084D-   48          PHA
084E-   A9 B6       LDA   #$B6
0850-   48          PHA

; loop until done
0851-   88          DEY
0852-   D0 F2       BNE   $0846

Because of the carry flip-flop, we will
push $00B6 to the stack every time
through the loop, but we will only push
$0000 every other time. The loop runs
for twice the number of tracks we want
to read, so the stack ends up looking
like this:

 --top--
  $00B6 (move drive 1/2 track)
  $00B6 (move drive another 1/2 track)
  $0000 (read track into memory)
  $00B6 \
  $00B6  } second group
  $0000 /
  $00B6 \
  $00B6  } third group
  $0000 /
  .
  . [repeated for each track]
  .
  $00B6 \
  $00B6  } final group
  $0000 /
  $FE88 (IN#0, pushed at $0840)
  $FE92 (PR#0, pushed at $0840)
  $00D1 (turn off drive motor)
  $05FF (game entry point - 1)
--bottom--

Boot1 reads the game into memory from
tracks $01-$0A, but it isn't a loop.
It's one routine that reads a track and
another routine that advances the drive
head. We're essentially unrolling the
read loop on the stack, in advance, so
that each routine gets called as many
times as we need, when we need it. Like
dancers in a chorus line, each routine
executes then cedes the spotlight. Each
seems unaware of the others, but in
reality they've all been meticulously
choreographed.

                   ~

               Chapter 7
                 6 + 2


Before I can explain the next chunk of
code, I need to pause and explain a
little bit of theory. As you probably
know if you're the sort of person who
reads this sort of thing, Apple II
floppy disks do not contain the actual
data that ends up being loaded into
memory. Due to hardware limitations of
the original Disk II drive, data on
disk must be stored in an intermediate
format called "nibbles." Bytes in
memory are encoded into nibbles before
writing to disk, and nibbles that you
read from the disk must be decoded back
into bytes. The round trip is lossless
but requires some bit wrangling.

* [Requirements]
1) In the Apple II disk-loading text, list each stack value shown below the final group, together with its note in parentheses.
2) Answer these from the Apple II disk-loading text:
(a) From which tracks does Boot1 read the game into memory?
(b) How many times does the loop run?
(c) What is the intermediate format for data on disk called?
3) Write the next part of the Apple II disk-loading text, picking up after its final sentence about the round trip being lossless.

* [Recorded data]
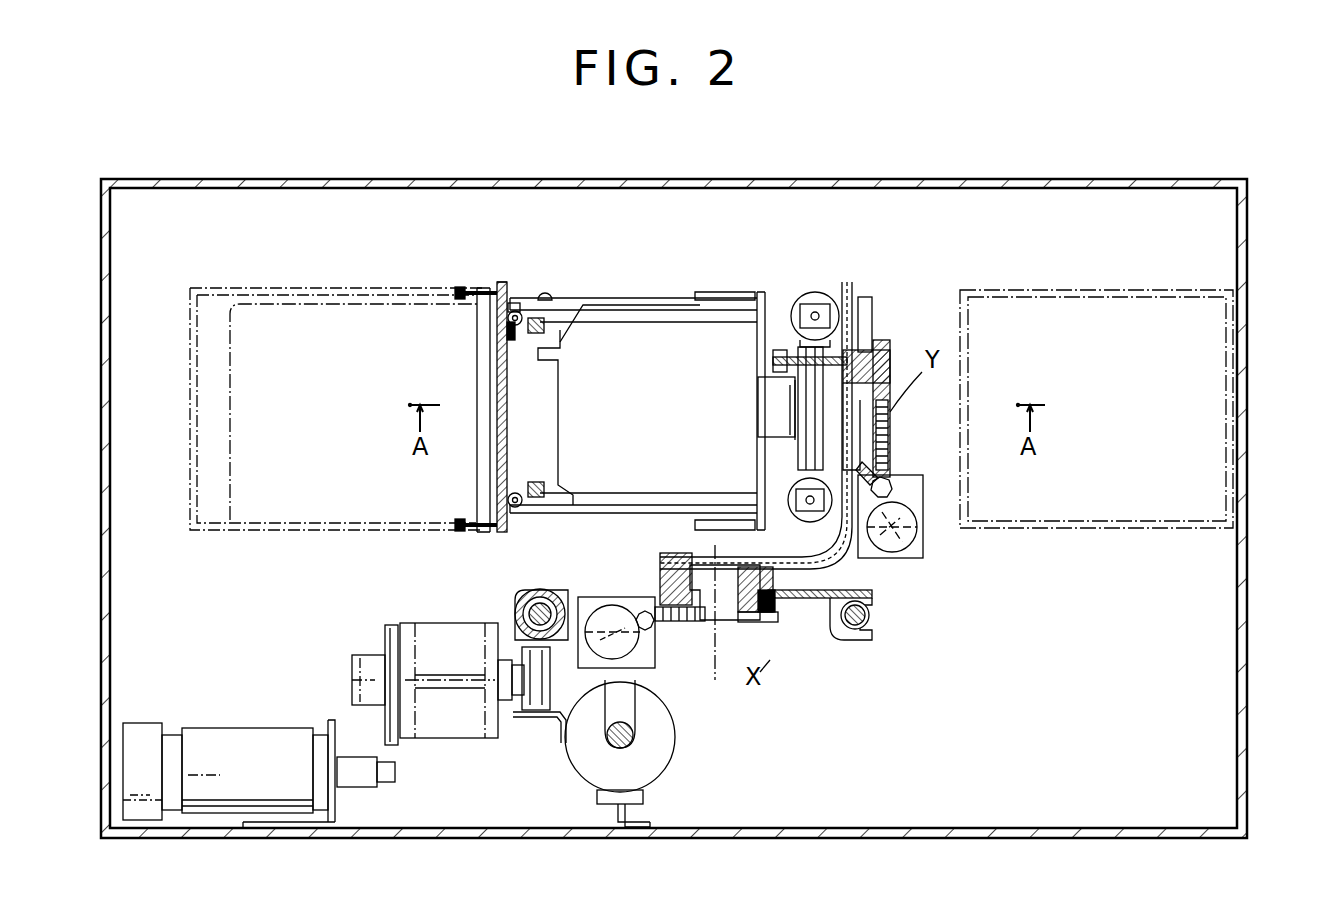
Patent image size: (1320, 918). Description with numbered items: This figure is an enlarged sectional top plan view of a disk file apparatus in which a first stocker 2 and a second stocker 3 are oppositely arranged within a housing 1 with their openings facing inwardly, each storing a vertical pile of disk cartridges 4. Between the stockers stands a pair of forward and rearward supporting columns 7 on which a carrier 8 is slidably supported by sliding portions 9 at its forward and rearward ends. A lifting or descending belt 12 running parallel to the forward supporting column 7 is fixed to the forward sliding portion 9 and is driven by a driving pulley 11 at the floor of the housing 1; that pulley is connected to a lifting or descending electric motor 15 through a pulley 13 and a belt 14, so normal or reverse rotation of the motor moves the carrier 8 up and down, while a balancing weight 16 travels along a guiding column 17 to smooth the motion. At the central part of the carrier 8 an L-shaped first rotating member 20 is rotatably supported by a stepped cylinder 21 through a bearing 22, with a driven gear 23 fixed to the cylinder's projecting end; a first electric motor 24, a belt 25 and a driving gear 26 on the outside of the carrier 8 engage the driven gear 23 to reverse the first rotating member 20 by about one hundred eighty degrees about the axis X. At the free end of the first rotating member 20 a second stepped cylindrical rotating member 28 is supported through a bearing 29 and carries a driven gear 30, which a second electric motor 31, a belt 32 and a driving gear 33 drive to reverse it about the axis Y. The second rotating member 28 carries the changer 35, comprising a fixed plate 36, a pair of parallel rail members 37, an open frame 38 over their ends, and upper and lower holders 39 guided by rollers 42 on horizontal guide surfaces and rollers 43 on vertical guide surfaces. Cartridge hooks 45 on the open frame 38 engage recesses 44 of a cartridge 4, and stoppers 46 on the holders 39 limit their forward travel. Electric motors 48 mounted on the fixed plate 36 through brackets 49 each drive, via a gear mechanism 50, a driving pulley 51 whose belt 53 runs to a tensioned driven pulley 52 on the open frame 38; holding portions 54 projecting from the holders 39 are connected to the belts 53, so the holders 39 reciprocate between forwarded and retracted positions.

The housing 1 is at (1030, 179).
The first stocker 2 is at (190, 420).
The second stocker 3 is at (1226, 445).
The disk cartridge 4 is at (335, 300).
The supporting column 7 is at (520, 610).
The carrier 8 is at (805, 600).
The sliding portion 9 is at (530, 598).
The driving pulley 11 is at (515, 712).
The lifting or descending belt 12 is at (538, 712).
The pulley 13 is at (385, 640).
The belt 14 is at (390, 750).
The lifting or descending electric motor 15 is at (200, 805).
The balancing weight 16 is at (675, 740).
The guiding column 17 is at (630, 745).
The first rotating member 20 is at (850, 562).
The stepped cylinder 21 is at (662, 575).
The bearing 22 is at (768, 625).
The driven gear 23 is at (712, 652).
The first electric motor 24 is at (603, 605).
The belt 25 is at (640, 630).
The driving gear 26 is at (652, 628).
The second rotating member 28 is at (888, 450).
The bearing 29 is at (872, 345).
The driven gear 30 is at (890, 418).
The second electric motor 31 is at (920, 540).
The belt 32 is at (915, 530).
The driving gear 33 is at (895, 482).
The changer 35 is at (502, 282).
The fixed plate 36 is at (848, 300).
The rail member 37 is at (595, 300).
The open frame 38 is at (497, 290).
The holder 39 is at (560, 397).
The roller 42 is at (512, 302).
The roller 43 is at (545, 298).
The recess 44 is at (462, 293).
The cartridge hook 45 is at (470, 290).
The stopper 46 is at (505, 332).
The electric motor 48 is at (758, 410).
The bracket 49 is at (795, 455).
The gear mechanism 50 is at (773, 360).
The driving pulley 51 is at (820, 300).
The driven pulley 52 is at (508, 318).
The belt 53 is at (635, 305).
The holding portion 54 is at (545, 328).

* [Response list]
1)
$FE88 (IN#0, pushed at $0840)
$FE92 (PR#0, pushed at $0840)
$00D1 (turn off drive motor)
$05FF (game entry point - 1)

2)
(a) Tracks $01-$0A.
(b) Twice the number of tracks to be read.
(c) Nibbles.

3)
Decoding nibbles-on-disk into bytes-in-
memory is a multi-step process. In
"6-and-2 encoding" (used by DOS 3.3,
ProDOS, and all ".dsk" image files),
there are 64 possible values that you
may find in the data field (in the
range $96..$FF, but not all of those,
because some of them have bit patterns
that trip up the drive firmware). We'll
call these "raw nibbles."

Step 1: read $156 raw nibbles from the
data field. These values will range
from $96 to $FF, but as mentioned
earlier, not all values in that range
will appear on disk.

Now we have $156 raw nibbles.

Step 2: decode each of the raw nibbles
into a 6-bit byte between 0 and 63
(%00000000 and %00111111 in binary).
$96 is the lowest valid raw nibble, so
it gets decoded to 0. $97 is the next
valid raw nibble, so it's decoded to 1.
$98 and $99 are invalid, so we skip
them, and $9A gets decoded to 2. And so
on, up to $FF (the highest valid raw
nibble), which gets decoded to 63.

Now we have $156 6-bit bytes.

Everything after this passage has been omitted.